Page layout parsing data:
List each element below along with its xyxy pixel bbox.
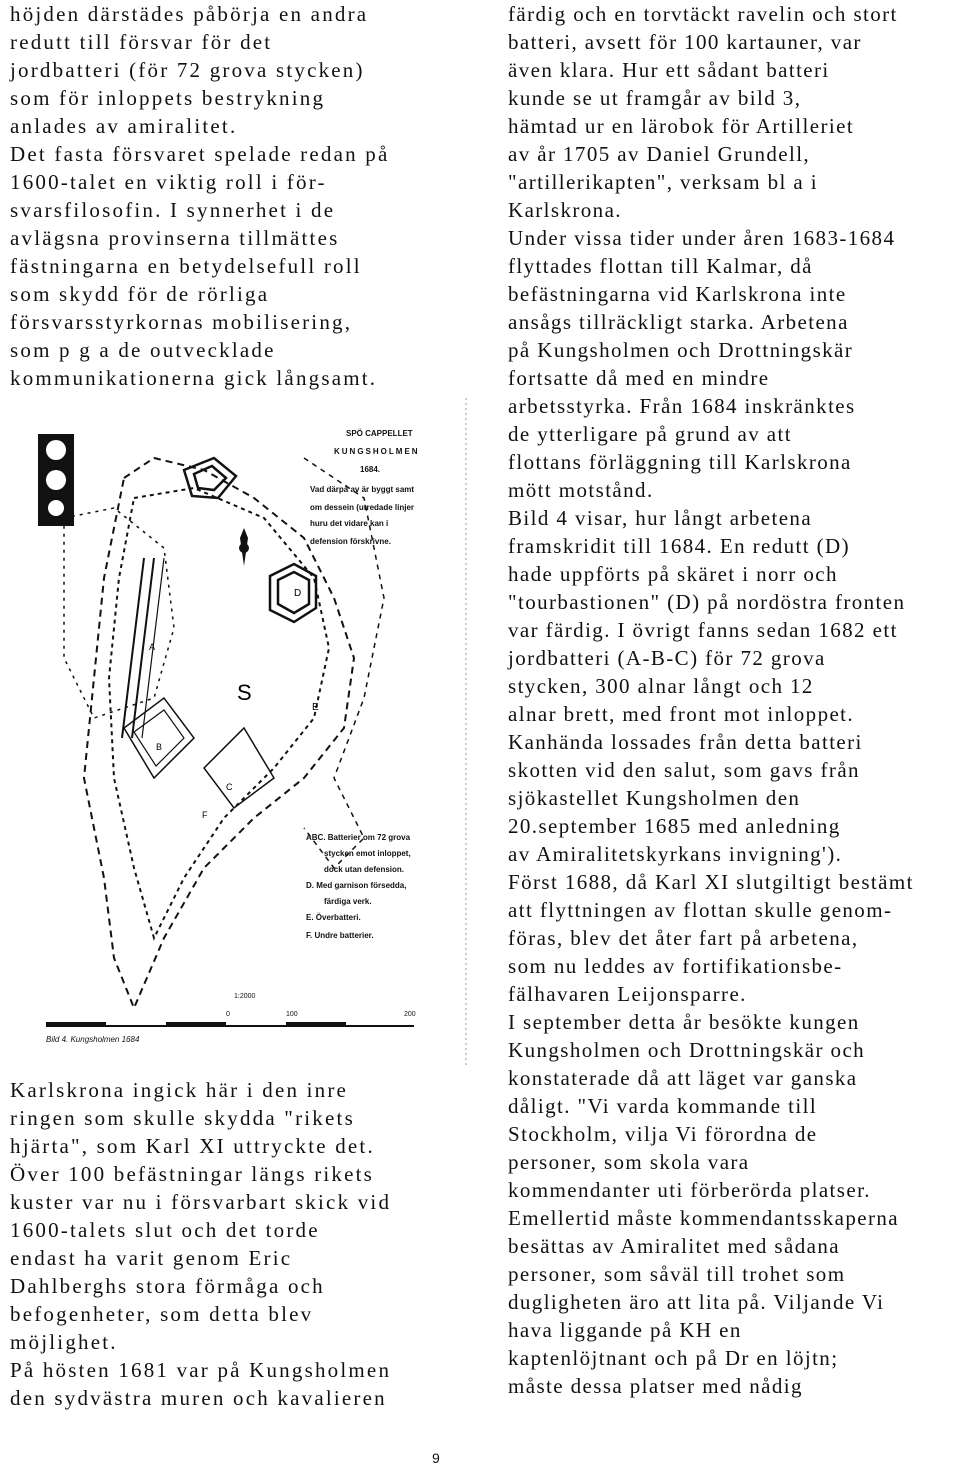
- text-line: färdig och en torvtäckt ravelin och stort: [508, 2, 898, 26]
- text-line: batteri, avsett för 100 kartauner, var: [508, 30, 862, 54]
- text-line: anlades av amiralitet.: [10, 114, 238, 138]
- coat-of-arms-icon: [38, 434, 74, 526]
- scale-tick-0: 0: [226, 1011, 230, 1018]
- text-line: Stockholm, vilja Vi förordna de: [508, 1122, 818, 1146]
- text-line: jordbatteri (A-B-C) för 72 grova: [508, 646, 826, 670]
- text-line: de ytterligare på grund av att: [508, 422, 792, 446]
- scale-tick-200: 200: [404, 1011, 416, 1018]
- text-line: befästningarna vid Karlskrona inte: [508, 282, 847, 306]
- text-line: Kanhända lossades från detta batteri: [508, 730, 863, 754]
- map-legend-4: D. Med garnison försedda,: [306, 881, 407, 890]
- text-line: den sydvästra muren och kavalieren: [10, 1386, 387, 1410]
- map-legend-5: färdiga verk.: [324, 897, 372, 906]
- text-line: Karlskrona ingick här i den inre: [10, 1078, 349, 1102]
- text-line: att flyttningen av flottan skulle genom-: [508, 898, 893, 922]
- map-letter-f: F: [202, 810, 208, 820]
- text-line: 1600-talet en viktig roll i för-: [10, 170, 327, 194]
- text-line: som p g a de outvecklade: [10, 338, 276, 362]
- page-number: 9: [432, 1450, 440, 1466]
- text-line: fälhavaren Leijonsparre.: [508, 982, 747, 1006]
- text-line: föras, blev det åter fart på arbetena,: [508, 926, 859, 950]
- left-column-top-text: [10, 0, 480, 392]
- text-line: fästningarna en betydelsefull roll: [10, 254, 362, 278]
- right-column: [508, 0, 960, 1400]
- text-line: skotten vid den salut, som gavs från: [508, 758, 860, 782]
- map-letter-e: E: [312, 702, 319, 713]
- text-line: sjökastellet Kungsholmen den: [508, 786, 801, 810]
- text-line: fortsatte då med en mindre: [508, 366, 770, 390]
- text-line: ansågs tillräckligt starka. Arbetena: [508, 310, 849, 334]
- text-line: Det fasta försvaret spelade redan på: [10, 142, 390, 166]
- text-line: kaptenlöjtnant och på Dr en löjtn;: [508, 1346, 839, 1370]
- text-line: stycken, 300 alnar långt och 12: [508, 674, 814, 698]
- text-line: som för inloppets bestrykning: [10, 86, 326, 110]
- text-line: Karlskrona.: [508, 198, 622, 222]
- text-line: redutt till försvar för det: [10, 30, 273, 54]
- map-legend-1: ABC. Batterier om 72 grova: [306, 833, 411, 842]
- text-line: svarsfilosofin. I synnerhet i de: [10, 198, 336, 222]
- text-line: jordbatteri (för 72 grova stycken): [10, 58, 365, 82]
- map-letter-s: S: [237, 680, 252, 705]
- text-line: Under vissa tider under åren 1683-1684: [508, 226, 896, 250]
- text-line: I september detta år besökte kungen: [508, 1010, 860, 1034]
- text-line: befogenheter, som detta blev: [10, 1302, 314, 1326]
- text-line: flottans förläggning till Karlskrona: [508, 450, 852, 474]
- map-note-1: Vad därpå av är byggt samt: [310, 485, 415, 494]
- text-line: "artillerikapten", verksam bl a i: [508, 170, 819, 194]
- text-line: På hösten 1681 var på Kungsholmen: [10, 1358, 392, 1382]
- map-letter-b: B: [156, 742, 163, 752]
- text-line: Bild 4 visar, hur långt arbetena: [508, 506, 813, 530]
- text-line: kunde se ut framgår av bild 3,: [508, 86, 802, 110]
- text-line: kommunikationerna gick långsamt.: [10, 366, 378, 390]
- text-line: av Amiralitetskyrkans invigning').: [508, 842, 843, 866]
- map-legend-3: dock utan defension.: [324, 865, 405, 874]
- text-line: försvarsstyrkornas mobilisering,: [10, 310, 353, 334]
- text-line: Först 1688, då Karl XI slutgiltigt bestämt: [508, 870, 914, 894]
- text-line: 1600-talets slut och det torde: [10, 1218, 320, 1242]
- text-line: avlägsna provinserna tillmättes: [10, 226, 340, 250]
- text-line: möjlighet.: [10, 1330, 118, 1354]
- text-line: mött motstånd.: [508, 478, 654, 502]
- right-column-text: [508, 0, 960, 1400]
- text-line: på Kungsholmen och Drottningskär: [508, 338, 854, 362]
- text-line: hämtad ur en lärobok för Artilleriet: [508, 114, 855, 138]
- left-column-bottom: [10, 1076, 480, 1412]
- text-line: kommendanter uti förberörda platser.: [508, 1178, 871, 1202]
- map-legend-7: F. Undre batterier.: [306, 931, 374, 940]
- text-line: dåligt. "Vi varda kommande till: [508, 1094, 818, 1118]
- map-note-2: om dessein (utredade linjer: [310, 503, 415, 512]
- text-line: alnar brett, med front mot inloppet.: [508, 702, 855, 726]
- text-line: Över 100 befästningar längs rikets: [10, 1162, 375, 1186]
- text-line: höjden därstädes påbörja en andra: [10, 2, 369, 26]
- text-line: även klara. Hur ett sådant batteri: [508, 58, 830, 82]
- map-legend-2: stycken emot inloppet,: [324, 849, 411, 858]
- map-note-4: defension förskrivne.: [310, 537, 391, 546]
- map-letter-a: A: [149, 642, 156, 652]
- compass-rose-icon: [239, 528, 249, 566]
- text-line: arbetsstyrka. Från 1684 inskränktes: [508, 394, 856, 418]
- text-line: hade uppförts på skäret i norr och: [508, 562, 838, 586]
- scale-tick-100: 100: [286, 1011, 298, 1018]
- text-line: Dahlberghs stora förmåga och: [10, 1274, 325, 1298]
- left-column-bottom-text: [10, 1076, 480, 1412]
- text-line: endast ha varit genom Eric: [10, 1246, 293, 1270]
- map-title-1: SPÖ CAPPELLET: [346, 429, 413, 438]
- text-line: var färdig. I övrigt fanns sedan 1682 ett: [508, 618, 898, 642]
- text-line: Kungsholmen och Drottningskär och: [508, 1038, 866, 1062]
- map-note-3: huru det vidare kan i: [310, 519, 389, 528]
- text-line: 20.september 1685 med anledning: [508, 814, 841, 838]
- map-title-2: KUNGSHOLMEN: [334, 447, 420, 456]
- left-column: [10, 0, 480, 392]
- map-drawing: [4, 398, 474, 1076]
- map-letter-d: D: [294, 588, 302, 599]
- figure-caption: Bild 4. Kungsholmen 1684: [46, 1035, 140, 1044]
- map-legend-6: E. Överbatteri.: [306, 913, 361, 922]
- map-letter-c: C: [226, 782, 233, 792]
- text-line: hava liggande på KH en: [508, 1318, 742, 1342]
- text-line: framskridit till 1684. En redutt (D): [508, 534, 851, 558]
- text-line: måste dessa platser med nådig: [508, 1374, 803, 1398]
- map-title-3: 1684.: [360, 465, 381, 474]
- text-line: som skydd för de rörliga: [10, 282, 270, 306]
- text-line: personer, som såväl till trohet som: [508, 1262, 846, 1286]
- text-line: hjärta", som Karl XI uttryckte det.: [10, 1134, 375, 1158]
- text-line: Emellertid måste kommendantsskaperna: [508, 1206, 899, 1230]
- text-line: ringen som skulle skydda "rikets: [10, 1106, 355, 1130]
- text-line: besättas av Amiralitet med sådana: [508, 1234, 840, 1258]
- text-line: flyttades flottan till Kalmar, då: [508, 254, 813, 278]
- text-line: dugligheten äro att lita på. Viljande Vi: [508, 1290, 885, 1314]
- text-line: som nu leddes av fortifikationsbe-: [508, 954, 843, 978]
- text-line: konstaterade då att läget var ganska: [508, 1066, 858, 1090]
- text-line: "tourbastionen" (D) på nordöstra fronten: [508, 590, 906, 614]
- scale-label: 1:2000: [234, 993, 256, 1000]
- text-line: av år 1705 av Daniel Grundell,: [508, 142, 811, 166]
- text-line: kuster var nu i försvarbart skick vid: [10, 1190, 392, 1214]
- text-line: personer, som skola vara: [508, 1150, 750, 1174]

* * *

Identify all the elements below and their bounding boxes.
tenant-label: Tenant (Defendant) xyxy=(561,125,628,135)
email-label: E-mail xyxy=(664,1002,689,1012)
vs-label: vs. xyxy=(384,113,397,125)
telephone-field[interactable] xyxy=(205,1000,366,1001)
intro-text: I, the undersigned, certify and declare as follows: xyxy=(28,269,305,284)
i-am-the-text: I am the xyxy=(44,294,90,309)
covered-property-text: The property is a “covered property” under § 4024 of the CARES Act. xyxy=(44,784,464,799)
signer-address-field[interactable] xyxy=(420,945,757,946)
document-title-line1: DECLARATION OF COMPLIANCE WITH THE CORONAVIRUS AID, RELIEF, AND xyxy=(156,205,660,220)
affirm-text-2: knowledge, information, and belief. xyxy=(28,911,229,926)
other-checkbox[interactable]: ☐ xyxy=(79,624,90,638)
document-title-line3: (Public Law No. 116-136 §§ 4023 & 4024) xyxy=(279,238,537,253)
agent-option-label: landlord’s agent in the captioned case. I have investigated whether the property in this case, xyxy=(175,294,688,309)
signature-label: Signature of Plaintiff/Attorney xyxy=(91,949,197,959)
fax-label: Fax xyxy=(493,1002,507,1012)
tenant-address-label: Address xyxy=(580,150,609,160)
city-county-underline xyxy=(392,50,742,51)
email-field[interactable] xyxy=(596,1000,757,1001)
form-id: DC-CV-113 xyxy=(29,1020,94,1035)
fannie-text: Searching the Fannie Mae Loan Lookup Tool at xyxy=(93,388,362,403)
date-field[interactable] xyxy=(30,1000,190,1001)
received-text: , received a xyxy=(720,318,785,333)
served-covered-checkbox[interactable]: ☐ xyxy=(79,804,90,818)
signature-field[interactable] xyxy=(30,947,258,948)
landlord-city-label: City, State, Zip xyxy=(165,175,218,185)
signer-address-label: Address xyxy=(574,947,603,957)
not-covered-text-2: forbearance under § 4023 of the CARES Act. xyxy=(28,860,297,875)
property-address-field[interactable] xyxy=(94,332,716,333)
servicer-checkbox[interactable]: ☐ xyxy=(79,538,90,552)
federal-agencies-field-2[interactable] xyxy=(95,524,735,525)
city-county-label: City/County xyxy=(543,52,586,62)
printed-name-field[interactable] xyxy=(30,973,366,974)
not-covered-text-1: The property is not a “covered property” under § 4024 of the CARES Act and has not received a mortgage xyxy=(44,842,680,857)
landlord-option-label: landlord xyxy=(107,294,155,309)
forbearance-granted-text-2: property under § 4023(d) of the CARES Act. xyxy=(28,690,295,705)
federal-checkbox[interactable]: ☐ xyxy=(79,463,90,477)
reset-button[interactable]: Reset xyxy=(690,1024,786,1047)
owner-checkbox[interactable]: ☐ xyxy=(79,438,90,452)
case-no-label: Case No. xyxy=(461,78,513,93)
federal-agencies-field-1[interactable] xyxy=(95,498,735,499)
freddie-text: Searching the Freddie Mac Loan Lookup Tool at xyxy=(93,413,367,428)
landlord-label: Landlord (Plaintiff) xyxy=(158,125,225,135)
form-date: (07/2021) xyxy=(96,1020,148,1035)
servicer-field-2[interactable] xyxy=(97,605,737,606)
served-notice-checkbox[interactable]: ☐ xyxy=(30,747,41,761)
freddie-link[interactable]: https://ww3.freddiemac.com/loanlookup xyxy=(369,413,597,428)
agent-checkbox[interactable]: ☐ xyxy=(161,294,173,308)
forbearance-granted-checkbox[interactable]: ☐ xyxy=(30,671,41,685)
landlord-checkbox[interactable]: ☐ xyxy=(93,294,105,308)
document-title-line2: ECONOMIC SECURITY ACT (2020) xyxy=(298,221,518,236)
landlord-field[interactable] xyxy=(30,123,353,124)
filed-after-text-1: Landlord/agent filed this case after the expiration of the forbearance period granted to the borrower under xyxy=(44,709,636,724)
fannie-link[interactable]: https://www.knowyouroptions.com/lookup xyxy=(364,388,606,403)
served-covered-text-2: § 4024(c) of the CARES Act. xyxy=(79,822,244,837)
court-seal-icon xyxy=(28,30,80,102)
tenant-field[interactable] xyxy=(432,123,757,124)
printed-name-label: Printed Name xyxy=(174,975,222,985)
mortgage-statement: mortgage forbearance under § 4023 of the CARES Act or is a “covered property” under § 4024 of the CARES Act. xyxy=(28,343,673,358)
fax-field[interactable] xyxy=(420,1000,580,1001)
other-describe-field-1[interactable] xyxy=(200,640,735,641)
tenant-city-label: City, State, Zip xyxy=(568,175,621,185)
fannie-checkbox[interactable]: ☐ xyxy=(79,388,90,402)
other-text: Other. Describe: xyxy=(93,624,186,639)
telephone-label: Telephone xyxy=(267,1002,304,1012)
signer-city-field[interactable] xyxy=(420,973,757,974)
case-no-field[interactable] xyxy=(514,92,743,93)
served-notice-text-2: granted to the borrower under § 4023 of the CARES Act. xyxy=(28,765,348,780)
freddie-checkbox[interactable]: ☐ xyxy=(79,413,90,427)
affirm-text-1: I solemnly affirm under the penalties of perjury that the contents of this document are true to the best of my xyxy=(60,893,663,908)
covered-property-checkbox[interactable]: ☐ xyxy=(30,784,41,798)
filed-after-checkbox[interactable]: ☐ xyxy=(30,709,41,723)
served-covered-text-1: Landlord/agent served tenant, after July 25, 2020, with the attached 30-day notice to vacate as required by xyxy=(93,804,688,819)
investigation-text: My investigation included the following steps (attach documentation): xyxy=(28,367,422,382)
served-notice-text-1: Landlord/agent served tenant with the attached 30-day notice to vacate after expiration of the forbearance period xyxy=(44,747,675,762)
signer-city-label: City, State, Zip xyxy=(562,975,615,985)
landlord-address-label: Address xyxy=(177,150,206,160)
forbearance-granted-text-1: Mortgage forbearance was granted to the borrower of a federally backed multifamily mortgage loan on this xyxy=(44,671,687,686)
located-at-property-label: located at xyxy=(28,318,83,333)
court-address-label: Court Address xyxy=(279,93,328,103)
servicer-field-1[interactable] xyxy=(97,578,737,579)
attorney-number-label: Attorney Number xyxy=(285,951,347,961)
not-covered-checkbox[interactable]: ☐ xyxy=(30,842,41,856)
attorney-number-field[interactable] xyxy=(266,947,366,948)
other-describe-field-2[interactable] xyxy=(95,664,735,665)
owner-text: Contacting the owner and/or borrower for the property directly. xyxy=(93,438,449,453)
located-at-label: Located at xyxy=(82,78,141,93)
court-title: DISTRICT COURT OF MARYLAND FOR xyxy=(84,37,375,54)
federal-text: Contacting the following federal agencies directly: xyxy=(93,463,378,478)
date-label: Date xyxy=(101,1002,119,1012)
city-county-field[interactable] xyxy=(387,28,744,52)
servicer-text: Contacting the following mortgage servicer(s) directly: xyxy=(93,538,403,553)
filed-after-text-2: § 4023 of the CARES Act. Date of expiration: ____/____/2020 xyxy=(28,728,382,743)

• _Work to complete_
Copy out each line of the data that holds the string "address".

• _Response for this exercise_
signer-address-field[interactable] xyxy=(420,945,757,946)
tenant-address-label: Address xyxy=(580,150,609,160)
signer-address-label: Address xyxy=(574,947,603,957)
property-address-field[interactable] xyxy=(94,332,716,333)
landlord-address-label: Address xyxy=(177,150,206,160)
court-address-label: Court Address xyxy=(279,93,328,103)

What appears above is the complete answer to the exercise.